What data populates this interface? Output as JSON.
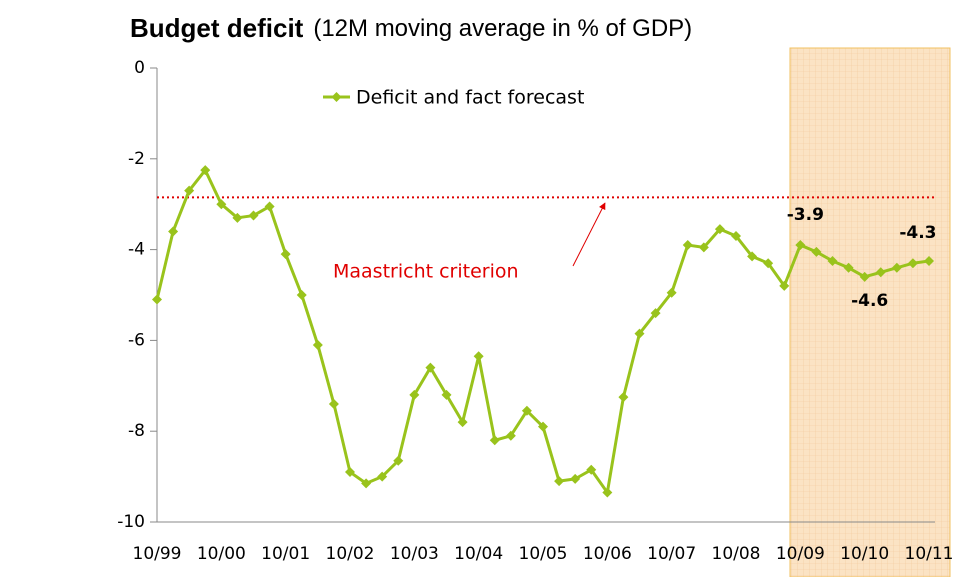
{
  "chart_data": {
    "type": "line",
    "title": "Budget deficit",
    "subtitle": "(12M moving average in % of GDP)",
    "categories": [
      "10/99",
      null,
      null,
      null,
      "10/00",
      null,
      null,
      null,
      "10/01",
      null,
      null,
      null,
      "10/02",
      null,
      null,
      null,
      "10/03",
      null,
      null,
      null,
      "10/04",
      null,
      null,
      null,
      "10/05",
      null,
      null,
      null,
      "10/06",
      null,
      null,
      null,
      "10/07",
      null,
      null,
      null,
      "10/08",
      null,
      null,
      null,
      "10/09",
      null,
      null,
      null,
      "10/10",
      null,
      null,
      null,
      "10/11"
    ],
    "series": [
      {
        "name": "Deficit and fact forecast",
        "color": "#99c31c",
        "values": [
          -5.1,
          -3.6,
          -2.7,
          -2.25,
          -3.0,
          -3.3,
          -3.25,
          -3.05,
          -4.1,
          -5.0,
          -6.1,
          -7.4,
          -8.9,
          -9.15,
          -9.0,
          -8.65,
          -7.2,
          -6.6,
          -7.2,
          -7.8,
          -6.35,
          -8.2,
          -8.1,
          -7.55,
          -7.9,
          -9.1,
          -9.05,
          -8.85,
          -9.35,
          -7.25,
          -5.85,
          -5.4,
          -4.95,
          -3.9,
          -3.95,
          -3.55,
          -3.7,
          -4.15,
          -4.3,
          -4.8,
          -3.9,
          -4.05,
          -4.25,
          -4.4,
          -4.6,
          -4.5,
          -4.4,
          -4.3,
          -4.25
        ],
        "value_labels": [
          null,
          null,
          null,
          null,
          null,
          null,
          null,
          null,
          null,
          null,
          null,
          null,
          null,
          null,
          null,
          null,
          null,
          null,
          null,
          null,
          null,
          null,
          null,
          null,
          null,
          null,
          null,
          null,
          null,
          null,
          null,
          null,
          null,
          null,
          null,
          null,
          null,
          null,
          null,
          null,
          "-3.9",
          null,
          null,
          null,
          "-4.6",
          null,
          null,
          "-4.3",
          null
        ]
      }
    ],
    "ylim": [
      -10,
      0
    ],
    "yticks": [
      0,
      -2,
      -4,
      -6,
      -8,
      -10
    ],
    "reference_line": {
      "value": -2.85,
      "color": "#e00000"
    },
    "annotation": "Maastricht criterion"
  }
}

Aim
Copy out each line word for word, please, skipping the images.

Written response
What data populates this interface? Output as JSON.
{
  "chart_data": {
    "type": "line",
    "title": "Budget deficit",
    "subtitle": "(12M moving average in % of GDP)",
    "categories": [
      "10/99",
      null,
      null,
      null,
      "10/00",
      null,
      null,
      null,
      "10/01",
      null,
      null,
      null,
      "10/02",
      null,
      null,
      null,
      "10/03",
      null,
      null,
      null,
      "10/04",
      null,
      null,
      null,
      "10/05",
      null,
      null,
      null,
      "10/06",
      null,
      null,
      null,
      "10/07",
      null,
      null,
      null,
      "10/08",
      null,
      null,
      null,
      "10/09",
      null,
      null,
      null,
      "10/10",
      null,
      null,
      null,
      "10/11"
    ],
    "series": [
      {
        "name": "Deficit and fact forecast",
        "color": "#99c31c",
        "values": [
          -5.1,
          -3.6,
          -2.7,
          -2.25,
          -3.0,
          -3.3,
          -3.25,
          -3.05,
          -4.1,
          -5.0,
          -6.1,
          -7.4,
          -8.9,
          -9.15,
          -9.0,
          -8.65,
          -7.2,
          -6.6,
          -7.2,
          -7.8,
          -6.35,
          -8.2,
          -8.1,
          -7.55,
          -7.9,
          -9.1,
          -9.05,
          -8.85,
          -9.35,
          -7.25,
          -5.85,
          -5.4,
          -4.95,
          -3.9,
          -3.95,
          -3.55,
          -3.7,
          -4.15,
          -4.3,
          -4.8,
          -3.9,
          -4.05,
          -4.25,
          -4.4,
          -4.6,
          -4.5,
          -4.4,
          -4.3,
          -4.25
        ],
        "value_labels": [
          null,
          null,
          null,
          null,
          null,
          null,
          null,
          null,
          null,
          null,
          null,
          null,
          null,
          null,
          null,
          null,
          null,
          null,
          null,
          null,
          null,
          null,
          null,
          null,
          null,
          null,
          null,
          null,
          null,
          null,
          null,
          null,
          null,
          null,
          null,
          null,
          null,
          null,
          null,
          null,
          "-3.9",
          null,
          null,
          null,
          "-4.6",
          null,
          null,
          "-4.3",
          null
        ]
      }
    ],
    "ylim": [
      -10,
      0
    ],
    "yticks": [
      0,
      -2,
      -4,
      -6,
      -8,
      -10
    ],
    "reference_line": {
      "value": -2.85,
      "color": "#e00000"
    },
    "annotation": "Maastricht criterion"
  }
}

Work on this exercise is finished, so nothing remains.